> _SOURCE EXTRACT_
Saturday, March 08, 2008

Where the Division of 2 Samuel and 1 Kings Ought to Have Been Made

From the very beginning of 1 Samuel, the theme of the Deuteronomistic History is replacement; replacement of one priest by another, of one king by another. And more specifically that God replaces those who disappoint Him, and enthrones those with whom He is pleased to place in power. (I was about to say "seek to please Him" but that's definitely a wrong reading of the text, as I will show later). At some point, this replacement has to end, correct? After all, Jerusalem will get a Davidic line and a permanent temple, so one would say that under David this replacement is no longer the main theme.

But that is not correct; in fact the theme of replacement ends with a bang, but only in 1 Kings, chapter 2, where the true permanent king is installed. Not David, but his son. The chapter ends: "And the kingdom was established in the hand of Solomon." But if there is ever a demonstration that openness to irony (that is, any disjunction between what is stated and what is meant), is necessary equipment for reading the Deuteronomistic History, it is this passage. Contrary to the naive reading, the narrative voice is not God's voice. Rather God's voice is heard by listening to the man of God, who is the author of the book, as he weaves the narrator's voice as only one among the many voices here.

1 Kings 1 and 2 recap almost too perfectly the themes set out in 1 Samuel 1 and 3. Or rather I should say, recap it in a way that sounds too good to be true; because it certainly is.

> _PROMPT 1_
Reproduce the records word for word, starting at their first line and ending with the line containing "- build-hammer-icon[interactable]: ⚒: [192, 35, 212, 55]", including that line.

> _AVAILABLE DATA_
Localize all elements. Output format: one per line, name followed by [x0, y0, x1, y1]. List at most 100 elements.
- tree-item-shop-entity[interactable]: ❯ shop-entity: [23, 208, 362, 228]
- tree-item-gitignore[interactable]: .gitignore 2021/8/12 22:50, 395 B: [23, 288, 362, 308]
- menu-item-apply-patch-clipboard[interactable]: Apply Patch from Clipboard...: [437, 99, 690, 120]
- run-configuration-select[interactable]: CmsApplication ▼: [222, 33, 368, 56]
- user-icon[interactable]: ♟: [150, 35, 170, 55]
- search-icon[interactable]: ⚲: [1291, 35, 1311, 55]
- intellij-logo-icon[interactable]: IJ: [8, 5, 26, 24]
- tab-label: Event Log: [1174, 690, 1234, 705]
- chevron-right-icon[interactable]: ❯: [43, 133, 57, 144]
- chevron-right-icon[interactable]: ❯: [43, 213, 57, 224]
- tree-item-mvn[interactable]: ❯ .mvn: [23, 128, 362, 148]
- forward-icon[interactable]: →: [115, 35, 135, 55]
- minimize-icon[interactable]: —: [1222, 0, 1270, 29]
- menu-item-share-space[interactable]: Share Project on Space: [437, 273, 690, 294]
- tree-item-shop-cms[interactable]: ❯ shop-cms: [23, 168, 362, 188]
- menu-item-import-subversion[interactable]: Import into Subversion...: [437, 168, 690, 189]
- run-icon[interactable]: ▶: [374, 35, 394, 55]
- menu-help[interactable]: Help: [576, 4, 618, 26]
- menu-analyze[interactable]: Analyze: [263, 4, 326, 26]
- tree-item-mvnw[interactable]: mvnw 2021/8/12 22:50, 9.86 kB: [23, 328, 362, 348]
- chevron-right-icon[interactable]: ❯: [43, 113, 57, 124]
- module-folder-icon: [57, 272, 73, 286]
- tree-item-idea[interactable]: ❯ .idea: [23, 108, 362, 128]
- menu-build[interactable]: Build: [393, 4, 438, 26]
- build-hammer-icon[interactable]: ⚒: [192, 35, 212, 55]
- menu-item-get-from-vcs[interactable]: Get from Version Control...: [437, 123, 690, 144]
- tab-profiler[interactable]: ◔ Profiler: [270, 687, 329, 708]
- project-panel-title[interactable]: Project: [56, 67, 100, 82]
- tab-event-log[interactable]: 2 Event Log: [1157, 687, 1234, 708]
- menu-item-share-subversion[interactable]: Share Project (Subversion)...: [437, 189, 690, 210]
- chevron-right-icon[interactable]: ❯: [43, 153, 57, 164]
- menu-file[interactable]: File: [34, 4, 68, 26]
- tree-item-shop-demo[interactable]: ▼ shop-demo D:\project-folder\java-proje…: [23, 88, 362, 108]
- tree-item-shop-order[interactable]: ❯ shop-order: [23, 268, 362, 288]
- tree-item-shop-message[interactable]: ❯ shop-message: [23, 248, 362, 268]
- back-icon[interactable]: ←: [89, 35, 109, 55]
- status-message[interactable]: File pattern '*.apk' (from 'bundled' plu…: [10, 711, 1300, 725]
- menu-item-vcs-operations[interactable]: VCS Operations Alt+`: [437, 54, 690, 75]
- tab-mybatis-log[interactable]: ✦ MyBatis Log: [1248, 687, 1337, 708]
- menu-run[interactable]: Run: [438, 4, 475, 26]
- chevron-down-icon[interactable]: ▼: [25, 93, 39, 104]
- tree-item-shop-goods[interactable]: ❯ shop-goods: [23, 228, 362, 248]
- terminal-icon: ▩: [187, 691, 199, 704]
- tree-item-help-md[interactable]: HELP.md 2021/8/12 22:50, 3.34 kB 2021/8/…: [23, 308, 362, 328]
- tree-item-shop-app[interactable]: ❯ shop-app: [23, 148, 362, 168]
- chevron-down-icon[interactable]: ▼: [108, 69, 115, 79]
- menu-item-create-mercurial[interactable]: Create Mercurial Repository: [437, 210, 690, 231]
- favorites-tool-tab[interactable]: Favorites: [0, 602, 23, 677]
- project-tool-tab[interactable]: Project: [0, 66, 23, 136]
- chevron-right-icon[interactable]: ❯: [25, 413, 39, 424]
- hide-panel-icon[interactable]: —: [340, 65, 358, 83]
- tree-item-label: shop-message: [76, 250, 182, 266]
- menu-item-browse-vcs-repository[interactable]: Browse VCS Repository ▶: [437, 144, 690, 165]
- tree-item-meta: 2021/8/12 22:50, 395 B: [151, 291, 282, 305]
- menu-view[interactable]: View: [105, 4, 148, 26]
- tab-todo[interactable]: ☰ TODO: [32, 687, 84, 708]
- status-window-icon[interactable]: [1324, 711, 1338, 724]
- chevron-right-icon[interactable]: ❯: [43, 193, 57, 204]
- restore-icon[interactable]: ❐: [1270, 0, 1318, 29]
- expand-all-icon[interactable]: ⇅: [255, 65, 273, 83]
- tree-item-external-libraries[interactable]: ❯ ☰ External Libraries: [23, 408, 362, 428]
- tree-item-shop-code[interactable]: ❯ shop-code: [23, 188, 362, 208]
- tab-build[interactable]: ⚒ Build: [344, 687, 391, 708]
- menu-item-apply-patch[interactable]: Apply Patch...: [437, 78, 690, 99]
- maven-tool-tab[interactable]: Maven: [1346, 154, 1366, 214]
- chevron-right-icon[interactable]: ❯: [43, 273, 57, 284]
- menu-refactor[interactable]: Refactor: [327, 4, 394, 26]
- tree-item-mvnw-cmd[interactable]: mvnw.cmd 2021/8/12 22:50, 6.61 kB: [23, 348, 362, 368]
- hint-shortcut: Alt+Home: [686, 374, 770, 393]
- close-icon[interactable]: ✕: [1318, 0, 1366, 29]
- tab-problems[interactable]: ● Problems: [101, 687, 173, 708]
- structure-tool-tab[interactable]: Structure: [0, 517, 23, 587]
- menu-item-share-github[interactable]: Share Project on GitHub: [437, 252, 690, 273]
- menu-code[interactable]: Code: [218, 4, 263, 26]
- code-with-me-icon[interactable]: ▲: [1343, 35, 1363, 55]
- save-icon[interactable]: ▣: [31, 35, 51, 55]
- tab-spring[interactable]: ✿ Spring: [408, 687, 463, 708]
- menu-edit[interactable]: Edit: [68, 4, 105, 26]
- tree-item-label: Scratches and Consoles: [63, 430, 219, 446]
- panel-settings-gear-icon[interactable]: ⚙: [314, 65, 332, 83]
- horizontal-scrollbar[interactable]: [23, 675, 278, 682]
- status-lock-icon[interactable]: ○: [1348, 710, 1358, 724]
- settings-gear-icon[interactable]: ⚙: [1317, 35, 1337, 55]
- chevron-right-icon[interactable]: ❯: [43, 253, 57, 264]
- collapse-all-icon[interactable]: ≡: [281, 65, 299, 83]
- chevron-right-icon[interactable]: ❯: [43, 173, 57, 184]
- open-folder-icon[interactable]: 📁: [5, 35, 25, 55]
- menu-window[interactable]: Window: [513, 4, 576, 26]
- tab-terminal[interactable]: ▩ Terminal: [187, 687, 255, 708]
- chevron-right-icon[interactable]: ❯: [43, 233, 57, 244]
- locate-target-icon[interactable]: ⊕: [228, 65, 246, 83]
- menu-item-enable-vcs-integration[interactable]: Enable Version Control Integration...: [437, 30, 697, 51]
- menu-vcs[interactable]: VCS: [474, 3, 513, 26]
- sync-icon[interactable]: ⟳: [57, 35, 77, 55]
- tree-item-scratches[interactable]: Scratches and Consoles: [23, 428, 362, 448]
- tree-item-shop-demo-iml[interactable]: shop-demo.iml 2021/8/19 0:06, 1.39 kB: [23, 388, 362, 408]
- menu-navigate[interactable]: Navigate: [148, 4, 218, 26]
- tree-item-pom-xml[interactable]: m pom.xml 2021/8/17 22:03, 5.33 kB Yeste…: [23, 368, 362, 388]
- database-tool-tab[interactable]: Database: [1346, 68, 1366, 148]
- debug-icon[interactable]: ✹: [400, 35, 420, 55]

> _PROMPT 2_
Condense the paragraph in the post on dividing 2 Samuel and 1 Kings that begins "From the very beginning of 1 Samuel", keeping its main points.

> _FULL SOLUTION 1_
Localize all elements. Output format: one per line, name followed by [x0, y0, x1, y1]. List at most 100 elements.
- tree-item-shop-entity[interactable]: ❯ shop-entity: [23, 208, 362, 228]
- tree-item-gitignore[interactable]: .gitignore 2021/8/12 22:50, 395 B: [23, 288, 362, 308]
- menu-item-apply-patch-clipboard[interactable]: Apply Patch from Clipboard...: [437, 99, 690, 120]
- run-configuration-select[interactable]: CmsApplication ▼: [222, 33, 368, 56]
- user-icon[interactable]: ♟: [150, 35, 170, 55]
- search-icon[interactable]: ⚲: [1291, 35, 1311, 55]
- intellij-logo-icon[interactable]: IJ: [8, 5, 26, 24]
- tab-label: Event Log: [1174, 690, 1234, 705]
- chevron-right-icon[interactable]: ❯: [43, 133, 57, 144]
- chevron-right-icon[interactable]: ❯: [43, 213, 57, 224]
- tree-item-mvn[interactable]: ❯ .mvn: [23, 128, 362, 148]
- forward-icon[interactable]: →: [115, 35, 135, 55]
- minimize-icon[interactable]: —: [1222, 0, 1270, 29]
- menu-item-share-space[interactable]: Share Project on Space: [437, 273, 690, 294]
- tree-item-shop-cms[interactable]: ❯ shop-cms: [23, 168, 362, 188]
- menu-item-import-subversion[interactable]: Import into Subversion...: [437, 168, 690, 189]
- run-icon[interactable]: ▶: [374, 35, 394, 55]
- menu-help[interactable]: Help: [576, 4, 618, 26]
- menu-analyze[interactable]: Analyze: [263, 4, 326, 26]
- tree-item-mvnw[interactable]: mvnw 2021/8/12 22:50, 9.86 kB: [23, 328, 362, 348]
- chevron-right-icon[interactable]: ❯: [43, 113, 57, 124]
- module-folder-icon: [57, 272, 73, 286]
- tree-item-idea[interactable]: ❯ .idea: [23, 108, 362, 128]
- menu-build[interactable]: Build: [393, 4, 438, 26]
- build-hammer-icon[interactable]: ⚒: [192, 35, 212, 55]

> _FULL SOLUTION 2_
From the start of 1 Samuel, the Deuteronomistic History's theme is replacement of one priest or king by another. God replaces those who disappoint Him and enthrones those He is pleased to place in power, not those who "seek to please Him," which the post calls a wrong reading. Because Jerusalem will gain a Davidic line and a permanent temple, one might assume replacement stops being the main theme under David.